# START OF Text segment

In accordance with a second aspect, the present invention provides a method for analyzing an information signal having a sequence of blocks of information units, wherein a plurality of consecutive blocks of the sequence of blocks represents an information entity, using a sequence of fingerprints for the sequence of blocks so that the sequence of blocks is represented by the sequence of fingerprints, having the steps of providing identification results for consecutive fingerprints, wherein an identification result represents an association of a block of information units with a predetermined information entity, and wherein there is a reliability measure for each identification result, wherein, in the step of providing, a first identification result is generated for a first fingerprint and a second identification result differing from the first identification result is generated for a following block; forming at least two hypotheses from the identification results for the consecutive fingerprints, wherein a first hypothesis is an assumption for the association of the sequence of blocks with a first information entity, and wherein the second hypothesis is an assumption for an association of the sequence of blocks with a second information entity, wherein the step of forming includes starting the first hypothesis or continuing the already existing first hypothesis in response to the first identification result, and starting the second hypothesis or continuing the already existing second hypothesis in response to the second identification result; examining the at least two hypotheses by combining the reliability measures of the hypotheses to obtain an examination result; and making a statement on the information signal based on the examination result.
In accordance with a third aspect, the present invention provides a computer program having a program code for performing the above-mentioned method, when the program runs on a computer.
The present invention is based on the finding that a reliable content identification is achieved by not only considering individual recognition results by themselves, but over a certain period of time. For example, there is considerable information usable for recognition in the sequence of individual recognition results for a sequence of fingerprints. According to the invention, a formation of at least two different hypotheses is performed based on a sequence of fingerprints representing a sequence of blocks of an information signal, wherein a first hypothesis is an assumption for the association of the sequence of blocks with a first information entity, and wherein the second hypothesis is an assumption for the association of the sequence of blocks with the second information entity. The at least two hypotheses are now examined and subjected to an evaluation so that a statement on the information signal is made based on an examination result. The statement could, for example, consist in determining that the sequence of blocks represents an information entity having a hypothesis that is most likely. The statement could alternatively or additionally be that an information unit ends with the fingerprint that contributes to the most likely hypothesis as temporally last fingerprint of the sequence of fingerprints.
Preferably, the hypotheses are examined so that there are at least two different identification results for fingerprints, and that there is a reliability measure for each of the two different identification results, wherein this reliability measure may consist in a concrete number. This reliability measure, however, may also be given implicitly so that only by the fact that, for example, two identification results are provided, a reliability of, for example, ½ is signaled, and that this number is not given explicitly.

# END OF Text segment
# START OF Stored records

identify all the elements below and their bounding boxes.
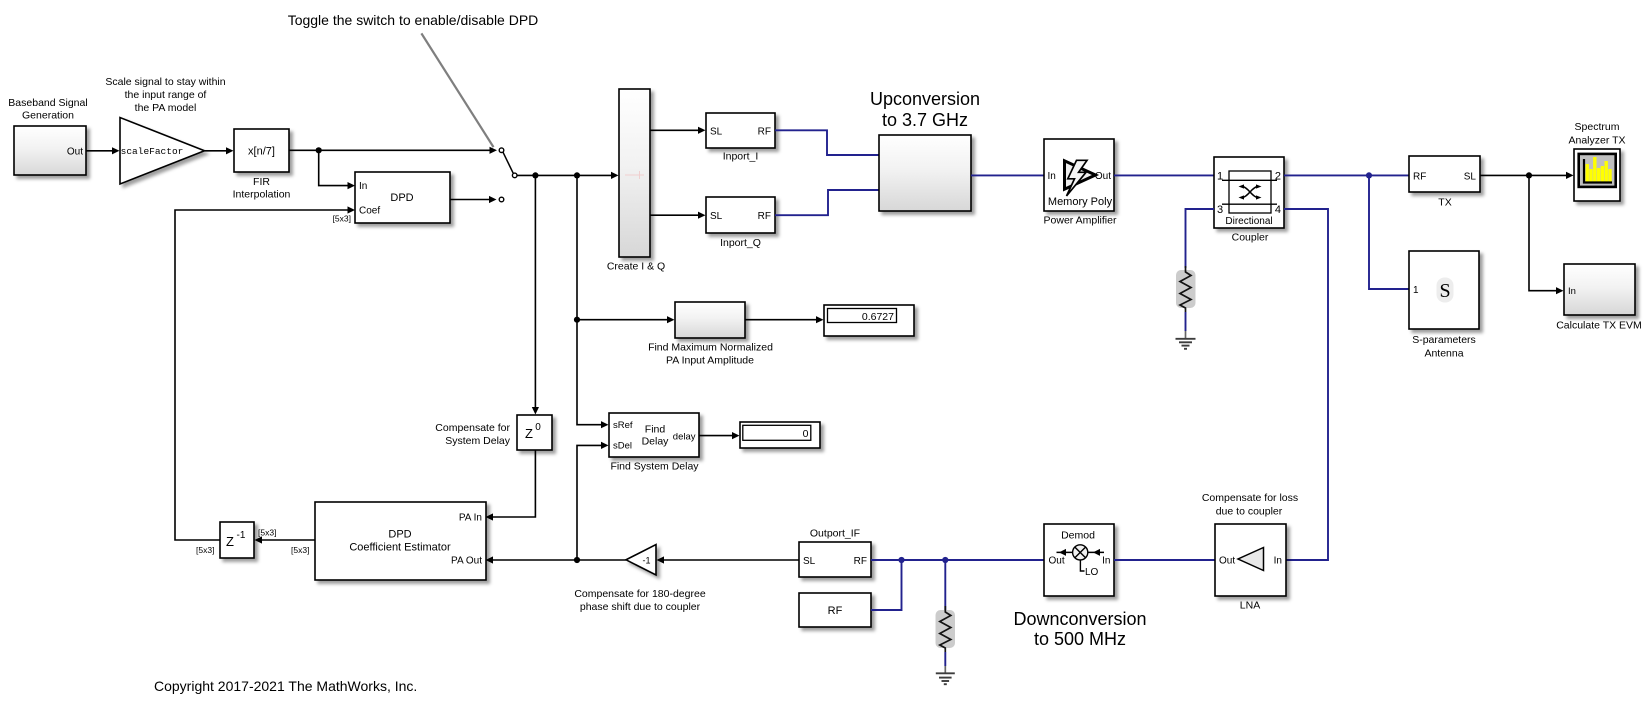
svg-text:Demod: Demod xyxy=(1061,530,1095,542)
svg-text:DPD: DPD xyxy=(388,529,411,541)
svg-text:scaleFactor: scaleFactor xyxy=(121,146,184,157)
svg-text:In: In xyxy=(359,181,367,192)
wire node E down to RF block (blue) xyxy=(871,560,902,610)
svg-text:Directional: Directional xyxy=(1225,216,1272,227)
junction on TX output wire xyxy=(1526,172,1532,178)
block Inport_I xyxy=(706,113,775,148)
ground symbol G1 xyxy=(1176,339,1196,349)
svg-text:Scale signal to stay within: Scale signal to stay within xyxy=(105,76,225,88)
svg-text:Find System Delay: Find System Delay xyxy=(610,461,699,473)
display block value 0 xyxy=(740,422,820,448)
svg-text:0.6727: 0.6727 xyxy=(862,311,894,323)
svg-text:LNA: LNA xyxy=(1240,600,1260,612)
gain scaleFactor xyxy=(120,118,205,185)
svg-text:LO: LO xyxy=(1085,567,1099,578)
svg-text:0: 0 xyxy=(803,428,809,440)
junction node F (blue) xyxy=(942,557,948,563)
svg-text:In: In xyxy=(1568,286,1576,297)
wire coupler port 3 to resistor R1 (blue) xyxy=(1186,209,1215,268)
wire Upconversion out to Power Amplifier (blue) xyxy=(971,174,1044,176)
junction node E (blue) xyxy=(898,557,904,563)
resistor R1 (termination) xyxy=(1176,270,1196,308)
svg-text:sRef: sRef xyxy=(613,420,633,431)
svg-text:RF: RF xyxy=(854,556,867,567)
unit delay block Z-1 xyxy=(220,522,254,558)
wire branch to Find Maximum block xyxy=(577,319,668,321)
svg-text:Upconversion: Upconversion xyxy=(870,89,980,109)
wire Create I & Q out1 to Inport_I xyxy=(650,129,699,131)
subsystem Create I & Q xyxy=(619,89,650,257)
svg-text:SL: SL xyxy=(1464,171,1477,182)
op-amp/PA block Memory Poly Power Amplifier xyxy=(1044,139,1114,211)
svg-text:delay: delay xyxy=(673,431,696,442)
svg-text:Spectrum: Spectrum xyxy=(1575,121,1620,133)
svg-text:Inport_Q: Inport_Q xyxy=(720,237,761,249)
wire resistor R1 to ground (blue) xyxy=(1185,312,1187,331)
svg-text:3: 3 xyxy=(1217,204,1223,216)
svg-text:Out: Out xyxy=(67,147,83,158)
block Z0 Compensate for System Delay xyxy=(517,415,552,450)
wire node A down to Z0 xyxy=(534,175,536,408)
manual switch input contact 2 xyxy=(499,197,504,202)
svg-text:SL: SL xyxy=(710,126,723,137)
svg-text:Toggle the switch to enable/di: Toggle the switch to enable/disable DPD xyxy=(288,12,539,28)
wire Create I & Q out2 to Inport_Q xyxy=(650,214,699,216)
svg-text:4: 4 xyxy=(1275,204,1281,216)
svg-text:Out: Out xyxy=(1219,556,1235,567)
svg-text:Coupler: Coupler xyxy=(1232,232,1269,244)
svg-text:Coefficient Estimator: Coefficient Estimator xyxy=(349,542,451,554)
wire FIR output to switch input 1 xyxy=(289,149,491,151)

# END OF Stored records

#### What needs to be done
Go on with the patent text on identifying content through sequences of fingerprints, picking up after its last sentence.

#### The result
For the assessment whether a hypothesis is more likely than the other hypothesis, reliability measures of the individual recognitions for the respective number of blocks consecutive in time are advantageously combined, wherein this combination preferably consists in an addition. Then the hypothesis providing the highest combined reliability measure is evaluated to be the most likely hypothesis.
In a preferred embodiment of the present invention, a fingerprint database in which a number of reference fingerprints is respectively filed in association with an identification result is used as means for providing consecutive identification results. Then a database search is made with the fingerprint generated from a block of the information signal to be analyzed to look for a reference fingerprint providing a match with the test fingerprint within the database. Depending on the design of the database, only the best hit, i.e. the hit with a minimum distance measure, is output as search result by the database as identification result. Also, databases are preferred that provide a hit result not only qualitatively, but also provide a quantitative hit result, so that a number of possible hits with an associated reliability measure is output, so that, for example, all hits with a reliability measure larger than or equal to a certain threshold, such as 20%, are output by the database.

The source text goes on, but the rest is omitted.